-- Data extract --
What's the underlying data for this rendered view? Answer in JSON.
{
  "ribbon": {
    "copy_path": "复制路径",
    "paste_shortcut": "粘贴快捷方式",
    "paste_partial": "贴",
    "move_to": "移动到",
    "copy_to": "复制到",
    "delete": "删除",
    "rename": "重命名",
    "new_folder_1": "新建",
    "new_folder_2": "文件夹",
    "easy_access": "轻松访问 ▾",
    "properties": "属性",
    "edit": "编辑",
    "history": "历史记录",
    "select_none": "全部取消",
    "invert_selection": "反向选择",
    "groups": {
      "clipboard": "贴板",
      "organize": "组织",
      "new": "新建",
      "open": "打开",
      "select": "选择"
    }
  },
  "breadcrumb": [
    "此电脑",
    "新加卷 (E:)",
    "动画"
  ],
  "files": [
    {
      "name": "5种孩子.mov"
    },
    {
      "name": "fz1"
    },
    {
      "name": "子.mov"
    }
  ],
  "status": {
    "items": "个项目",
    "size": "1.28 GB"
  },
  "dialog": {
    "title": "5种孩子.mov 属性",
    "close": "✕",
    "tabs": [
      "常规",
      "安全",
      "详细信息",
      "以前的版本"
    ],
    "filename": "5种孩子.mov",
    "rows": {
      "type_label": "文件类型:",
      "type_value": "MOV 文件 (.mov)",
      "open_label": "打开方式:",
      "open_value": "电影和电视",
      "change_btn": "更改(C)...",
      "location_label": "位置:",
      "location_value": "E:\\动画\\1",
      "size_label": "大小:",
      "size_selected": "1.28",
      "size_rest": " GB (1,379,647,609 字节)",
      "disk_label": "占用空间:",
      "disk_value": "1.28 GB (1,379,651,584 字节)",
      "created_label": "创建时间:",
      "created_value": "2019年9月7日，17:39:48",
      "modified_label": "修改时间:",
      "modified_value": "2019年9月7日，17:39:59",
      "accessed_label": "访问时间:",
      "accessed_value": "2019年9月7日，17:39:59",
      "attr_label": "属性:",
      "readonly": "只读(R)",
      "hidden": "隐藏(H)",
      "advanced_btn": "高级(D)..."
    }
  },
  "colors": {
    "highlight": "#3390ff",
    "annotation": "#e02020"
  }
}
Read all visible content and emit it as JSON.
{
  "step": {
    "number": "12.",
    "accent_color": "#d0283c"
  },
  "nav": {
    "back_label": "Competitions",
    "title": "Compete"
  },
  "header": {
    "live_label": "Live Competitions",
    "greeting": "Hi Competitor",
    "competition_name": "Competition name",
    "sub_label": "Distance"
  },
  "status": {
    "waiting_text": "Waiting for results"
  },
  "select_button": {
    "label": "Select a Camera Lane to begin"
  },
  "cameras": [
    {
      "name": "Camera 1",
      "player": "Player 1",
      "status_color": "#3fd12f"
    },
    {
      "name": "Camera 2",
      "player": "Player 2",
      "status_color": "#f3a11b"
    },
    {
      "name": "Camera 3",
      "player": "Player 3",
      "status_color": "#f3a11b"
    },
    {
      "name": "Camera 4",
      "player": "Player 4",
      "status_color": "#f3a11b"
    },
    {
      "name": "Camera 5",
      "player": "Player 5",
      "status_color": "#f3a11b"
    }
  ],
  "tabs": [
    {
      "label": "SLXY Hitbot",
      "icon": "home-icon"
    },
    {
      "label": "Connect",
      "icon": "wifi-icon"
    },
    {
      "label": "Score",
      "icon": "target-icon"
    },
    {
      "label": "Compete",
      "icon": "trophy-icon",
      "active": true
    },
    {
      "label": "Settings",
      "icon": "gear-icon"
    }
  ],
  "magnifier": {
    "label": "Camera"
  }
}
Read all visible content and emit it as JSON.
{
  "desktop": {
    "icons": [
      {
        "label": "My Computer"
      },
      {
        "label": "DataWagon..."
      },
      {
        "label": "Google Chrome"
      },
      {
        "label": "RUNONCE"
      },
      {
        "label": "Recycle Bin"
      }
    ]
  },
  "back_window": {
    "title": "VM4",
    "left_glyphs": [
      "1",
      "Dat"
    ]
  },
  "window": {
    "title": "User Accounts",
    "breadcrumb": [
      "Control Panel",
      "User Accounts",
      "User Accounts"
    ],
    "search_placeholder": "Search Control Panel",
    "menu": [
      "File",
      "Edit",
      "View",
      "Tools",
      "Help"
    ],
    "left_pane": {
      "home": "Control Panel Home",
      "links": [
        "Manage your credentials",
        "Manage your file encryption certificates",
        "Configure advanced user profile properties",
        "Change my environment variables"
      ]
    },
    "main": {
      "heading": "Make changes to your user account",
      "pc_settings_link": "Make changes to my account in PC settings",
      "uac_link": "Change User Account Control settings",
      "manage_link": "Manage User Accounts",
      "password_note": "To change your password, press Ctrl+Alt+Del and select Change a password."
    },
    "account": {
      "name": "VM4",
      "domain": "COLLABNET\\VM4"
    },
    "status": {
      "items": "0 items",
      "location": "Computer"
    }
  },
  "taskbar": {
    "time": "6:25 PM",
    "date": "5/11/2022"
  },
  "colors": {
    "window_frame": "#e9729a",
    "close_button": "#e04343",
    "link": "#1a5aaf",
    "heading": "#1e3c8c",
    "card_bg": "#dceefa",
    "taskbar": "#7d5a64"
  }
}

-- Prompt --
Transcribe the data above in full, exactly.

-- The completed task --
What's the underlying data for this rendered view? Answer in JSON.
{
  "ribbon": {
    "copy_path": "复制路径",
    "paste_shortcut": "粘贴快捷方式",
    "paste_partial": "贴",
    "move_to": "移动到",
    "copy_to": "复制到",
    "delete": "删除",
    "rename": "重命名",
    "new_folder_1": "新建",
    "new_folder_2": "文件夹",
    "easy_access": "轻松访问 ▾",
    "properties": "属性",
    "edit": "编辑",
    "history": "历史记录",
    "select_none": "全部取消",
    "invert_selection": "反向选择",
    "groups": {
      "clipboard": "贴板",
      "organize": "组织",
      "new": "新建",
      "open": "打开",
      "select": "选择"
    }
  },
  "breadcrumb": [
    "此电脑",
    "新加卷 (E:)",
    "动画"
  ],
  "files": [
    {
      "name": "5种孩子.mov"
    },
    {
      "name": "fz1"
    },
    {
      "name": "子.mov"
    }
  ],
  "status": {
    "items": "个项目",
    "size": "1.28 GB"
  },
  "dialog": {
    "title": "5种孩子.mov 属性",
    "close": "✕",
    "tabs": [
      "常规",
      "安全",
      "详细信息",
      "以前的版本"
    ],
    "filename": "5种孩子.mov",
    "rows": {
      "type_label": "文件类型:",
      "type_value": "MOV 文件 (.mov)",
      "open_label": "打开方式:",
      "open_value": "电影和电视",
      "change_btn": "更改(C)...",
      "location_label": "位置:",
      "location_value": "E:\\动画\\1",
      "size_label": "大小:",
      "size_selected": "1.28",
      "size_rest": " GB (1,379,647,609 字节)",
      "disk_label": "占用空间:",
      "disk_value": "1.28 GB (1,379,651,584 字节)",
      "created_label": "创建时间:",
      "created_value": "2019年9月7日，17:39:48",
      "modified_label": "修改时间:",
      "modified_value": "2019年9月7日，17:39:59",
      "accessed_label": "访问时间:",
      "accessed_value": "2019年9月7日，17:39:59",
      "attr_label": "属性:",
      "readonly": "只读(R)",
      "hidden": "隐藏(H)",
      "advanced_btn": "高级(D)..."
    }
  },
  "colors": {
    "highlight": "#3390ff",
    "annotation": "#e02020"
  }
}
Read all visible content and emit it as JSON.
{
  "step": {
    "number": "12.",
    "accent_color": "#d0283c"
  },
  "nav": {
    "back_label": "Competitions",
    "title": "Compete"
  },
  "header": {
    "live_label": "Live Competitions",
    "greeting": "Hi Competitor",
    "competition_name": "Competition name",
    "sub_label": "Distance"
  },
  "status": {
    "waiting_text": "Waiting for results"
  },
  "select_button": {
    "label": "Select a Camera Lane to begin"
  },
  "cameras": [
    {
      "name": "Camera 1",
      "player": "Player 1",
      "status_color": "#3fd12f"
    },
    {
      "name": "Camera 2",
      "player": "Player 2",
      "status_color": "#f3a11b"
    },
    {
      "name": "Camera 3",
      "player": "Player 3",
      "status_color": "#f3a11b"
    },
    {
      "name": "Camera 4",
      "player": "Player 4",
      "status_color": "#f3a11b"
    },
    {
      "name": "Camera 5",
      "player": "Player 5",
      "status_color": "#f3a11b"
    }
  ],
  "tabs": [
    {
      "label": "SLXY Hitbot",
      "icon": "home-icon"
    },
    {
      "label": "Connect",
      "icon": "wifi-icon"
    },
    {
      "label": "Score",
      "icon": "target-icon"
    },
    {
      "label": "Compete",
      "icon": "trophy-icon",
      "active": true
    },
    {
      "label": "Settings",
      "icon": "gear-icon"
    }
  ],
  "magnifier": {
    "label": "Camera"
  }
}
Read all visible content and emit it as JSON.
{
  "desktop": {
    "icons": [
      {
        "label": "My Computer"
      },
      {
        "label": "DataWagon..."
      },
      {
        "label": "Google Chrome"
      },
      {
        "label": "RUNONCE"
      },
      {
        "label": "Recycle Bin"
      }
    ]
  },
  "back_window": {
    "title": "VM4",
    "left_glyphs": [
      "1",
      "Dat"
    ]
  },
  "window": {
    "title": "User Accounts",
    "breadcrumb": [
      "Control Panel",
      "User Accounts",
      "User Accounts"
    ],
    "search_placeholder": "Search Control Panel",
    "menu": [
      "File",
      "Edit",
      "View",
      "Tools",
      "Help"
    ],
    "left_pane": {
      "home": "Control Panel Home",
      "links": [
        "Manage your credentials",
        "Manage your file encryption certificates",
        "Configure advanced user profile properties",
        "Change my environment variables"
      ]
    },
    "main": {
      "heading": "Make changes to your user account",
      "pc_settings_link": "Make changes to my account in PC settings",
      "uac_link": "Change User Account Control settings",
      "manage_link": "Manage User Accounts",
      "password_note": "To change your password, press Ctrl+Alt+Del and select Change a password."
    },
    "account": {
      "name": "VM4",
      "domain": "COLLABNET\\VM4"
    },
    "status": {
      "items": "0 items",
      "location": "Computer"
    }
  },
  "taskbar": {
    "time": "6:25 PM",
    "date": "5/11/2022"
  },
  "colors": {
    "window_frame": "#e9729a",
    "close_button": "#e04343",
    "link": "#1a5aaf",
    "heading": "#1e3c8c",
    "card_bg": "#dceefa",
    "taskbar": "#7d5a64"
  }
}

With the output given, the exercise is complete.